## Set problem
Filter the entries below, keeping every line that has the word "Phạm".

## Recorded data
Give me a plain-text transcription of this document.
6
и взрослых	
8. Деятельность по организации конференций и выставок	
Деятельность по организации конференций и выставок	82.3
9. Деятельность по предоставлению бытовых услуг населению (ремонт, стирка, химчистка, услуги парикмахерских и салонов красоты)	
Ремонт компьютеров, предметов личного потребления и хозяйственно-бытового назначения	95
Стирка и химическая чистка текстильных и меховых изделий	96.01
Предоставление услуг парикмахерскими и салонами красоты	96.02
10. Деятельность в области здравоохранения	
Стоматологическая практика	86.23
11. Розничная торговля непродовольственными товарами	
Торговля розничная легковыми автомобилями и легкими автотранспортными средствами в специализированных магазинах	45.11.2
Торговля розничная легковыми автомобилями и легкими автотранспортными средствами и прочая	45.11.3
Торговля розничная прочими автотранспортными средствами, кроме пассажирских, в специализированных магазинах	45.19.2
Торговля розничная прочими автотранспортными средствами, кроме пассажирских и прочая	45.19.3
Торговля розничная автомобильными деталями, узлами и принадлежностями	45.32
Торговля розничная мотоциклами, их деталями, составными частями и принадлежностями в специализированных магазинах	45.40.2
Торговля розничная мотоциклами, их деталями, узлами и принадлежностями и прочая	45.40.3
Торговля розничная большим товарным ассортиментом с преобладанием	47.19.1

==

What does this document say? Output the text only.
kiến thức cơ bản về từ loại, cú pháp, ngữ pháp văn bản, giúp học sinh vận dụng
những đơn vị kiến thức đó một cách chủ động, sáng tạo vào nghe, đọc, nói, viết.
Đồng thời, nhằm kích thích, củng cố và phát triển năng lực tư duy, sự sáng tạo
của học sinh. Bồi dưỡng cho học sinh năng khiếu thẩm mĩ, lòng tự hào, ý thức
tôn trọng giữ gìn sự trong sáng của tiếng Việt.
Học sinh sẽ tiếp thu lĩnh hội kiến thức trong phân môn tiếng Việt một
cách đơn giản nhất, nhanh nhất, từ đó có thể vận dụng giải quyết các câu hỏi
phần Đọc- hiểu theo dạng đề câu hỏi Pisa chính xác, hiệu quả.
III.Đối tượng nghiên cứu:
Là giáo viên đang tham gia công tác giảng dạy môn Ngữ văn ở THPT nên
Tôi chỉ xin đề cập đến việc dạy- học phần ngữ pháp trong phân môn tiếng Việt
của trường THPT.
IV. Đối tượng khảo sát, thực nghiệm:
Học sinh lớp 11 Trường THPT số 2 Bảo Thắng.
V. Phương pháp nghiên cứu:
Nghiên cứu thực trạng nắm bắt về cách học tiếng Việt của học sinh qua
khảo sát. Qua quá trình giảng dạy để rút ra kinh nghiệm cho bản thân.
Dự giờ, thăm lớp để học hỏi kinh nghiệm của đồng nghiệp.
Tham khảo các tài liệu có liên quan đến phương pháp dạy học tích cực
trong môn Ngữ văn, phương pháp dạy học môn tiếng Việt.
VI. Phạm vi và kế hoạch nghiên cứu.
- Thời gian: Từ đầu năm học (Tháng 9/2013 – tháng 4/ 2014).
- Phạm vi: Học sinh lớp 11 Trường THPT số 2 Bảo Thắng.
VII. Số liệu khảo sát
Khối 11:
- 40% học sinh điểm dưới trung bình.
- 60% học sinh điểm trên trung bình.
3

## Exercise output
VI. Phạm vi và kế hoạch nghiên cứu.
- Phạm vi: Học sinh lớp 11 Trường THPT số 2 Bảo Thắng.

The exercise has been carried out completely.